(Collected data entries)
● ● ●
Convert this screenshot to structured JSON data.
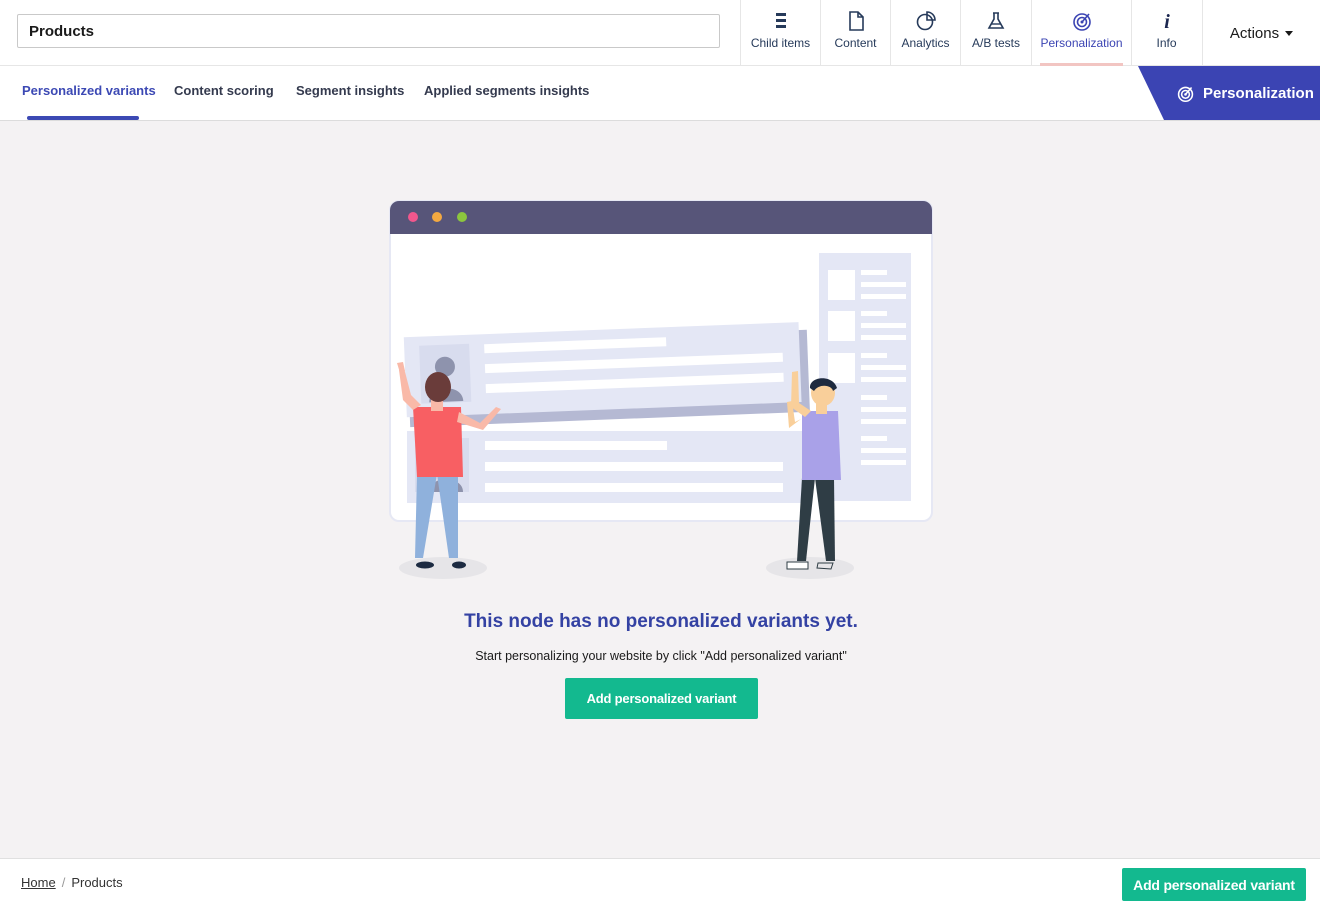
{
  "header": {
    "page_name": "Products",
    "apps": [
      {
        "label": "Child items",
        "icon": "list-icon"
      },
      {
        "label": "Content",
        "icon": "document-icon"
      },
      {
        "label": "Analytics",
        "icon": "pie-chart-icon"
      },
      {
        "label": "A/B tests",
        "icon": "flask-icon"
      },
      {
        "label": "Personalization",
        "icon": "target-icon"
      },
      {
        "label": "Info",
        "icon": "info-icon"
      }
    ],
    "actions_label": "Actions"
  },
  "tabs": [
    {
      "label": "Personalized variants",
      "active": true
    },
    {
      "label": "Content scoring",
      "active": false
    },
    {
      "label": "Segment insights",
      "active": false
    },
    {
      "label": "Applied segments insights",
      "active": false
    }
  ],
  "app_banner": {
    "label": "Personalization",
    "icon": "target-icon"
  },
  "empty_state": {
    "title": "This node has no personalized variants yet.",
    "subtitle": "Start personalizing your website by click \"Add personalized variant\"",
    "button_label": "Add personalized variant"
  },
  "footer": {
    "breadcrumb": [
      "Home",
      "Products"
    ],
    "button_label": "Add personalized variant"
  },
  "colors": {
    "accent": "#3b44b3",
    "green": "#13b98f",
    "background": "#f4f2f3",
    "active_app_marker": "#f2c5c2"
  }
}
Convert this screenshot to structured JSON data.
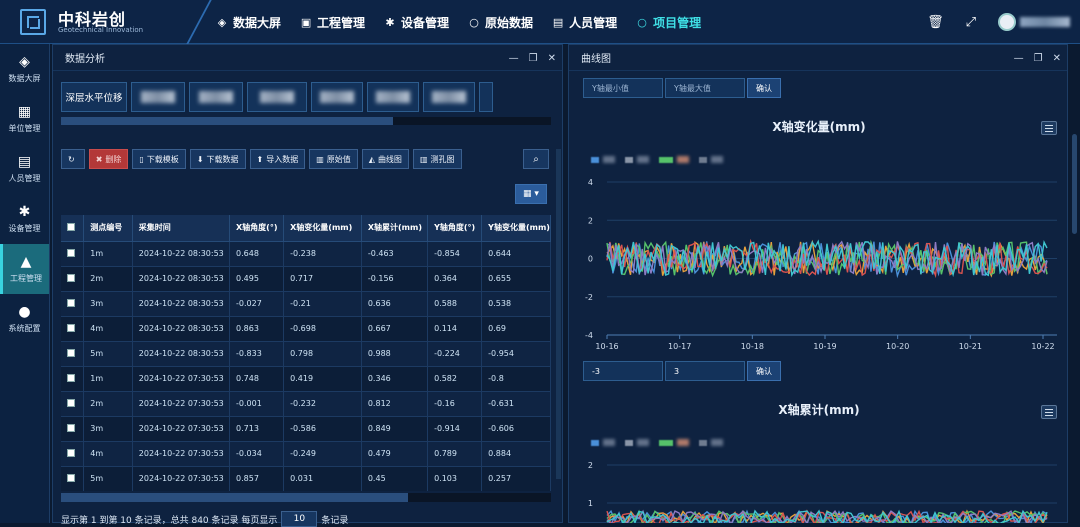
{
  "app": {
    "name_cn": "中科岩创",
    "name_en": "Geotechnical Innovation"
  },
  "nav": [
    {
      "label": "数据大屏",
      "icon": "cube-icon"
    },
    {
      "label": "工程管理",
      "icon": "monitor-icon"
    },
    {
      "label": "设备管理",
      "icon": "gear-icon"
    },
    {
      "label": "原始数据",
      "icon": "circle-icon"
    },
    {
      "label": "人员管理",
      "icon": "id-card-icon"
    },
    {
      "label": "项目管理",
      "icon": "circle-icon",
      "active": true
    }
  ],
  "sidebar": [
    {
      "label": "数据大屏",
      "icon": "cube-icon"
    },
    {
      "label": "单位管理",
      "icon": "calendar-icon"
    },
    {
      "label": "人员管理",
      "icon": "id-card-icon"
    },
    {
      "label": "设备管理",
      "icon": "gear-icon"
    },
    {
      "label": "工程管理",
      "icon": "chart-icon",
      "active": true
    },
    {
      "label": "系统配置",
      "icon": "dots-icon"
    }
  ],
  "left_panel": {
    "title": "数据分析",
    "tab_active": "深层水平位移",
    "toolbar": {
      "delete": "删除",
      "download_template": "下载模板",
      "download_data": "下载数据",
      "import_data": "导入数据",
      "raw_values": "原始值",
      "curve": "曲线图",
      "borehole": "测孔图"
    },
    "table": {
      "headers": [
        "测点编号",
        "采集时间",
        "X轴角度(°)",
        "X轴变化量(mm)",
        "X轴累计(mm)",
        "Y轴角度(°)",
        "Y轴变化量(mm)"
      ],
      "rows": [
        [
          "1m",
          "2024-10-22 08:30:53",
          "0.648",
          "-0.238",
          "-0.463",
          "-0.854",
          "0.644"
        ],
        [
          "2m",
          "2024-10-22 08:30:53",
          "0.495",
          "0.717",
          "-0.156",
          "0.364",
          "0.655"
        ],
        [
          "3m",
          "2024-10-22 08:30:53",
          "-0.027",
          "-0.21",
          "0.636",
          "0.588",
          "0.538"
        ],
        [
          "4m",
          "2024-10-22 08:30:53",
          "0.863",
          "-0.698",
          "0.667",
          "0.114",
          "0.69"
        ],
        [
          "5m",
          "2024-10-22 08:30:53",
          "-0.833",
          "0.798",
          "0.988",
          "-0.224",
          "-0.954"
        ],
        [
          "1m",
          "2024-10-22 07:30:53",
          "0.748",
          "0.419",
          "0.346",
          "0.582",
          "-0.8"
        ],
        [
          "2m",
          "2024-10-22 07:30:53",
          "-0.001",
          "-0.232",
          "0.812",
          "-0.16",
          "-0.631"
        ],
        [
          "3m",
          "2024-10-22 07:30:53",
          "0.713",
          "-0.586",
          "0.849",
          "-0.914",
          "-0.606"
        ],
        [
          "4m",
          "2024-10-22 07:30:53",
          "-0.034",
          "-0.249",
          "0.479",
          "0.789",
          "0.884"
        ],
        [
          "5m",
          "2024-10-22 07:30:53",
          "0.857",
          "0.031",
          "0.45",
          "0.103",
          "0.257"
        ]
      ]
    },
    "pager": {
      "text_a": "显示第 1 到第 10 条记录，总共 840 条记录 每页显示",
      "page_size": "10",
      "text_b": "条记录"
    }
  },
  "right_panel": {
    "title": "曲线图",
    "y_min_placeholder": "Y轴最小值",
    "y_max_placeholder": "Y轴最大值",
    "confirm": "确认",
    "y_min_value_2": "-3",
    "y_max_value_2": "3",
    "colors": [
      "#4a90d9",
      "#e6a13c",
      "#56c26a",
      "#d9534f",
      "#8e7cc3",
      "#3fc6d0"
    ],
    "chart_data": [
      {
        "type": "line",
        "title": "X轴变化量(mm)",
        "x_ticks": [
          "10-16",
          "10-17",
          "10-18",
          "10-19",
          "10-20",
          "10-21",
          "10-22"
        ],
        "y_ticks": [
          "4",
          "2",
          "0",
          "-2",
          "-4"
        ],
        "ylim": [
          -4,
          4
        ],
        "series_count": 6,
        "value_range": [
          -0.9,
          0.9
        ],
        "grid": true
      },
      {
        "type": "line",
        "title": "X轴累计(mm)",
        "y_ticks": [
          "2",
          "1"
        ],
        "series_count": 6
      }
    ]
  }
}
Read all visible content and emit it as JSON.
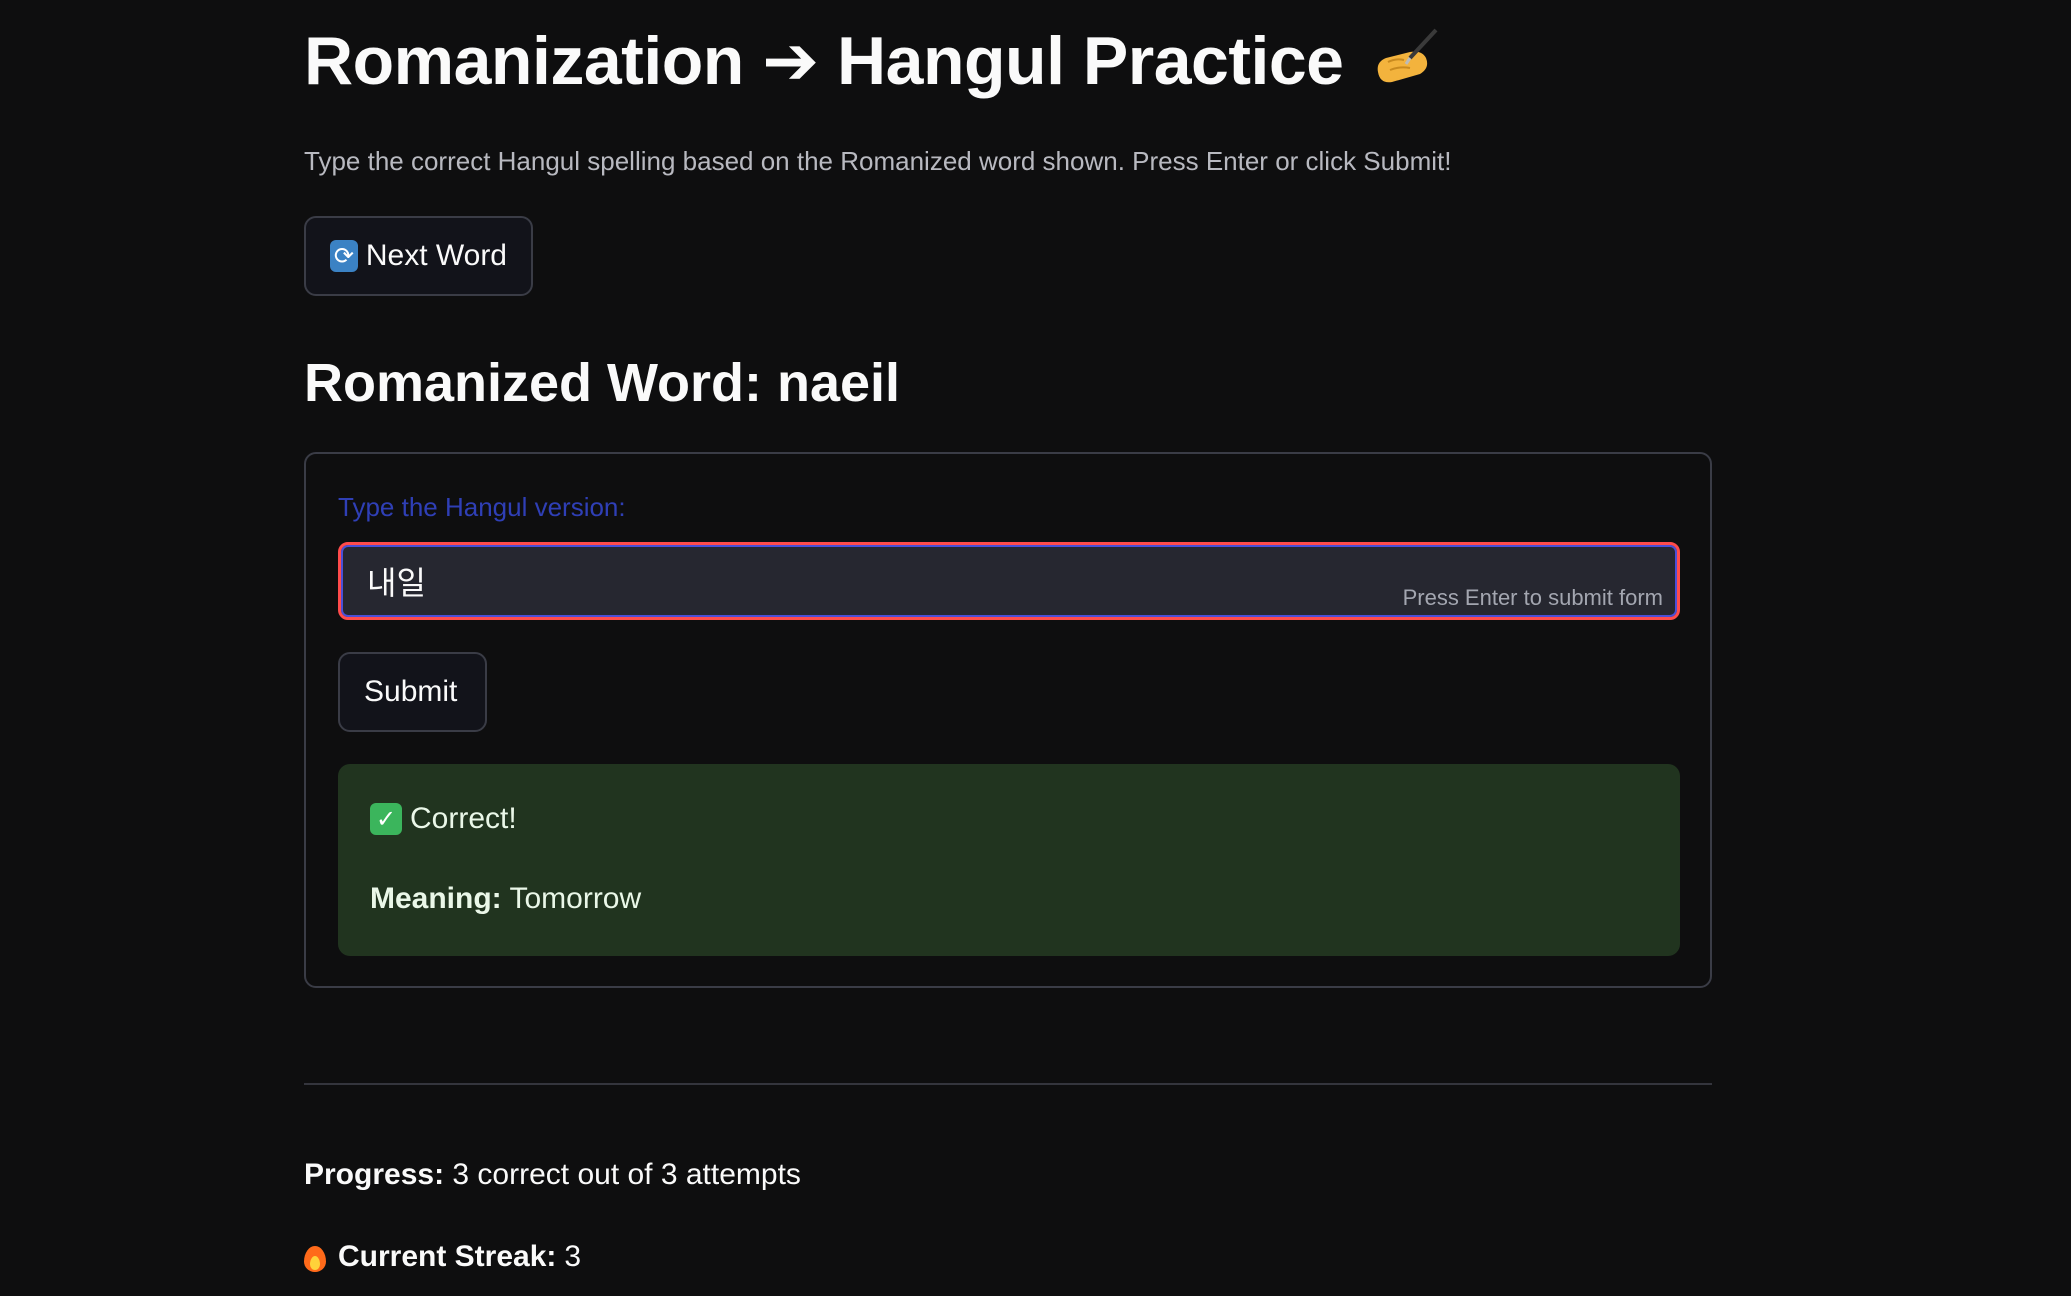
{
  "header": {
    "title": "Romanization ➔ Hangul Practice",
    "title_icon": "writing-hand-icon",
    "subtitle": "Type the correct Hangul spelling based on the Romanized word shown. Press Enter or click Submit!"
  },
  "controls": {
    "next_word_icon": "refresh-icon",
    "next_word_label": "Next Word"
  },
  "word": {
    "heading": "Romanized Word: naeil"
  },
  "form": {
    "field_label": "Type the Hangul version:",
    "input_value": "내일",
    "input_hint": "Press Enter to submit form",
    "submit_label": "Submit"
  },
  "result": {
    "status_icon": "check-mark-icon",
    "status_text": "Correct!",
    "meaning_label": "Meaning:",
    "meaning_value": "Tomorrow"
  },
  "stats": {
    "progress_label": "Progress:",
    "progress_text": "3 correct out of 3 attempts",
    "streak_icon": "fire-icon",
    "streak_label": "Current Streak:",
    "streak_value": "3"
  },
  "colors": {
    "background": "#0e0e0f",
    "accent_red": "#ff4b4b",
    "label_blue": "#2f3fb6",
    "success_bg": "#21341f"
  }
}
● ● ●
WORK REQUIRED:
Your task is an exact transcription of all the data, minus the pictures.

WRITTEN ANSWER:
Convert this screenshot to structured JSON data.
{
  "header": {
    "page_name": "Products",
    "apps": [
      {
        "label": "Child items",
        "icon": "list-icon"
      },
      {
        "label": "Content",
        "icon": "document-icon"
      },
      {
        "label": "Analytics",
        "icon": "pie-chart-icon"
      },
      {
        "label": "A/B tests",
        "icon": "flask-icon"
      },
      {
        "label": "Personalization",
        "icon": "target-icon"
      },
      {
        "label": "Info",
        "icon": "info-icon"
      }
    ],
    "actions_label": "Actions"
  },
  "tabs": [
    {
      "label": "Personalized variants",
      "active": true
    },
    {
      "label": "Content scoring",
      "active": false
    },
    {
      "label": "Segment insights",
      "active": false
    },
    {
      "label": "Applied segments insights",
      "active": false
    }
  ],
  "app_banner": {
    "label": "Personalization",
    "icon": "target-icon"
  },
  "empty_state": {
    "title": "This node has no personalized variants yet.",
    "subtitle": "Start personalizing your website by click \"Add personalized variant\"",
    "button_label": "Add personalized variant"
  },
  "footer": {
    "breadcrumb": [
      "Home",
      "Products"
    ],
    "button_label": "Add personalized variant"
  },
  "colors": {
    "accent": "#3b44b3",
    "green": "#13b98f",
    "background": "#f4f2f3",
    "active_app_marker": "#f2c5c2"
  }
}
Convert this screenshot to structured JSON data.
{
  "app": {
    "name_cn": "中科岩创",
    "name_en": "Geotechnical Innovation"
  },
  "nav": [
    {
      "label": "数据大屏",
      "icon": "cube-icon"
    },
    {
      "label": "工程管理",
      "icon": "monitor-icon"
    },
    {
      "label": "设备管理",
      "icon": "gear-icon"
    },
    {
      "label": "原始数据",
      "icon": "circle-icon"
    },
    {
      "label": "人员管理",
      "icon": "id-card-icon"
    },
    {
      "label": "项目管理",
      "icon": "circle-icon",
      "active": true
    }
  ],
  "sidebar": [
    {
      "label": "数据大屏",
      "icon": "cube-icon"
    },
    {
      "label": "单位管理",
      "icon": "calendar-icon"
    },
    {
      "label": "人员管理",
      "icon": "id-card-icon"
    },
    {
      "label": "设备管理",
      "icon": "gear-icon"
    },
    {
      "label": "工程管理",
      "icon": "chart-icon",
      "active": true
    },
    {
      "label": "系统配置",
      "icon": "dots-icon"
    }
  ],
  "left_panel": {
    "title": "数据分析",
    "tab_active": "深层水平位移",
    "toolbar": {
      "delete": "删除",
      "download_template": "下载模板",
      "download_data": "下载数据",
      "import_data": "导入数据",
      "raw_values": "原始值",
      "curve": "曲线图",
      "borehole": "测孔图"
    },
    "table": {
      "headers": [
        "测点编号",
        "采集时间",
        "X轴角度(°)",
        "X轴变化量(mm)",
        "X轴累计(mm)",
        "Y轴角度(°)",
        "Y轴变化量(mm)"
      ],
      "rows": [
        [
          "1m",
          "2024-10-22 08:30:53",
          "0.648",
          "-0.238",
          "-0.463",
          "-0.854",
          "0.644"
        ],
        [
          "2m",
          "2024-10-22 08:30:53",
          "0.495",
          "0.717",
          "-0.156",
          "0.364",
          "0.655"
        ],
        [
          "3m",
          "2024-10-22 08:30:53",
          "-0.027",
          "-0.21",
          "0.636",
          "0.588",
          "0.538"
        ],
        [
          "4m",
          "2024-10-22 08:30:53",
          "0.863",
          "-0.698",
          "0.667",
          "0.114",
          "0.69"
        ],
        [
          "5m",
          "2024-10-22 08:30:53",
          "-0.833",
          "0.798",
          "0.988",
          "-0.224",
          "-0.954"
        ],
        [
          "1m",
          "2024-10-22 07:30:53",
          "0.748",
          "0.419",
          "0.346",
          "0.582",
          "-0.8"
        ],
        [
          "2m",
          "2024-10-22 07:30:53",
          "-0.001",
          "-0.232",
          "0.812",
          "-0.16",
          "-0.631"
        ],
        [
          "3m",
          "2024-10-22 07:30:53",
          "0.713",
          "-0.586",
          "0.849",
          "-0.914",
          "-0.606"
        ],
        [
          "4m",
          "2024-10-22 07:30:53",
          "-0.034",
          "-0.249",
          "0.479",
          "0.789",
          "0.884"
        ],
        [
          "5m",
          "2024-10-22 07:30:53",
          "0.857",
          "0.031",
          "0.45",
          "0.103",
          "0.257"
        ]
      ]
    },
    "pager": {
      "text_a": "显示第 1 到第 10 条记录，总共 840 条记录 每页显示",
      "page_size": "10",
      "text_b": "条记录"
    }
  },
  "right_panel": {
    "title": "曲线图",
    "y_min_placeholder": "Y轴最小值",
    "y_max_placeholder": "Y轴最大值",
    "confirm": "确认",
    "y_min_value_2": "-3",
    "y_max_value_2": "3",
    "colors": [
      "#4a90d9",
      "#e6a13c",
      "#56c26a",
      "#d9534f",
      "#8e7cc3",
      "#3fc6d0"
    ],
    "chart_data": [
      {
        "type": "line",
        "title": "X轴变化量(mm)",
        "x_ticks": [
          "10-16",
          "10-17",
          "10-18",
          "10-19",
          "10-20",
          "10-21",
          "10-22"
        ],
        "y_ticks": [
          "4",
          "2",
          "0",
          "-2",
          "-4"
        ],
        "ylim": [
          -4,
          4
        ],
        "series_count": 6,
        "value_range": [
          -0.9,
          0.9
        ],
        "grid": true
      },
      {
        "type": "line",
        "title": "X轴累计(mm)",
        "y_ticks": [
          "2",
          "1"
        ],
        "series_count": 6
      }
    ]
  }
}
Read all visible content and emit it as JSON.
{
  "header": {
    "title": "Romanization ➔ Hangul Practice",
    "title_icon": "writing-hand-icon",
    "subtitle": "Type the correct Hangul spelling based on the Romanized word shown. Press Enter or click Submit!"
  },
  "controls": {
    "next_word_icon": "refresh-icon",
    "next_word_label": "Next Word"
  },
  "word": {
    "heading": "Romanized Word: naeil"
  },
  "form": {
    "field_label": "Type the Hangul version:",
    "input_value": "내일",
    "input_hint": "Press Enter to submit form",
    "submit_label": "Submit"
  },
  "result": {
    "status_icon": "check-mark-icon",
    "status_text": "Correct!",
    "meaning_label": "Meaning:",
    "meaning_value": "Tomorrow"
  },
  "stats": {
    "progress_label": "Progress:",
    "progress_text": "3 correct out of 3 attempts",
    "streak_icon": "fire-icon",
    "streak_label": "Current Streak:",
    "streak_value": "3"
  },
  "colors": {
    "background": "#0e0e0f",
    "accent_red": "#ff4b4b",
    "label_blue": "#2f3fb6",
    "success_bg": "#21341f"
  }
}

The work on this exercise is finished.